» SHORT EXERCISE: Reproduce the records below exactly, leaving out any pictures.

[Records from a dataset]
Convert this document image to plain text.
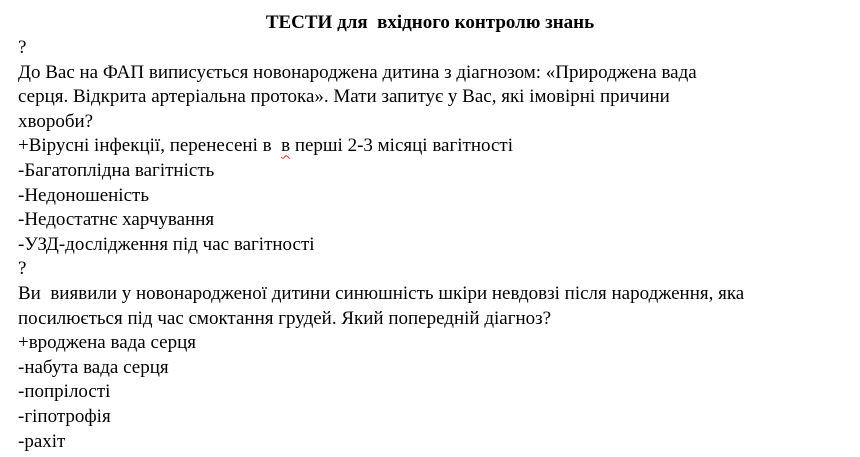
ТЕСТИ для  вхідного контролю знань
?
До Вас на ФАП виписується новонароджена дитина з діагнозом: «Природжена вада
серця. Відкрита артеріальна протока». Мати запитує у Вас, які імовірні причини
хвороби?
+Вірусні інфекції, перенесені в  в перші 2-3 місяці вагітності
-Багатоплідна вагітність
-Недоношеність
-Недостатнє харчування
-УЗД-дослідження під час вагітності
?
Ви  виявили у новонародженої дитини синюшність шкіри невдовзі після народження, яка
посилюється під час смоктання грудей. Який попередній діагноз?
+вроджена вада серця
-набута вада серця
-попрілості
-гіпотрофія
-рахіт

» WRITTEN SOLUTION:
Convert this document image to plain text.
ТЕСТИ для  вхідного контролю знань
?
До Вас на ФАП виписується новонароджена дитина з діагнозом: «Природжена вада
серця. Відкрита артеріальна протока». Мати запитує у Вас, які імовірні причини
хвороби?
+Вірусні інфекції, перенесені в  в перші 2-3 місяці вагітності
-Багатоплідна вагітність
-Недоношеність
-Недостатнє харчування
-УЗД-дослідження під час вагітності
?
Ви  виявили у новонародженої дитини синюшність шкіри невдовзі після народження, яка
посилюється під час смоктання грудей. Який попередній діагноз?
+вроджена вада серця
-набута вада серця
-попрілості
-гіпотрофія
-рахіт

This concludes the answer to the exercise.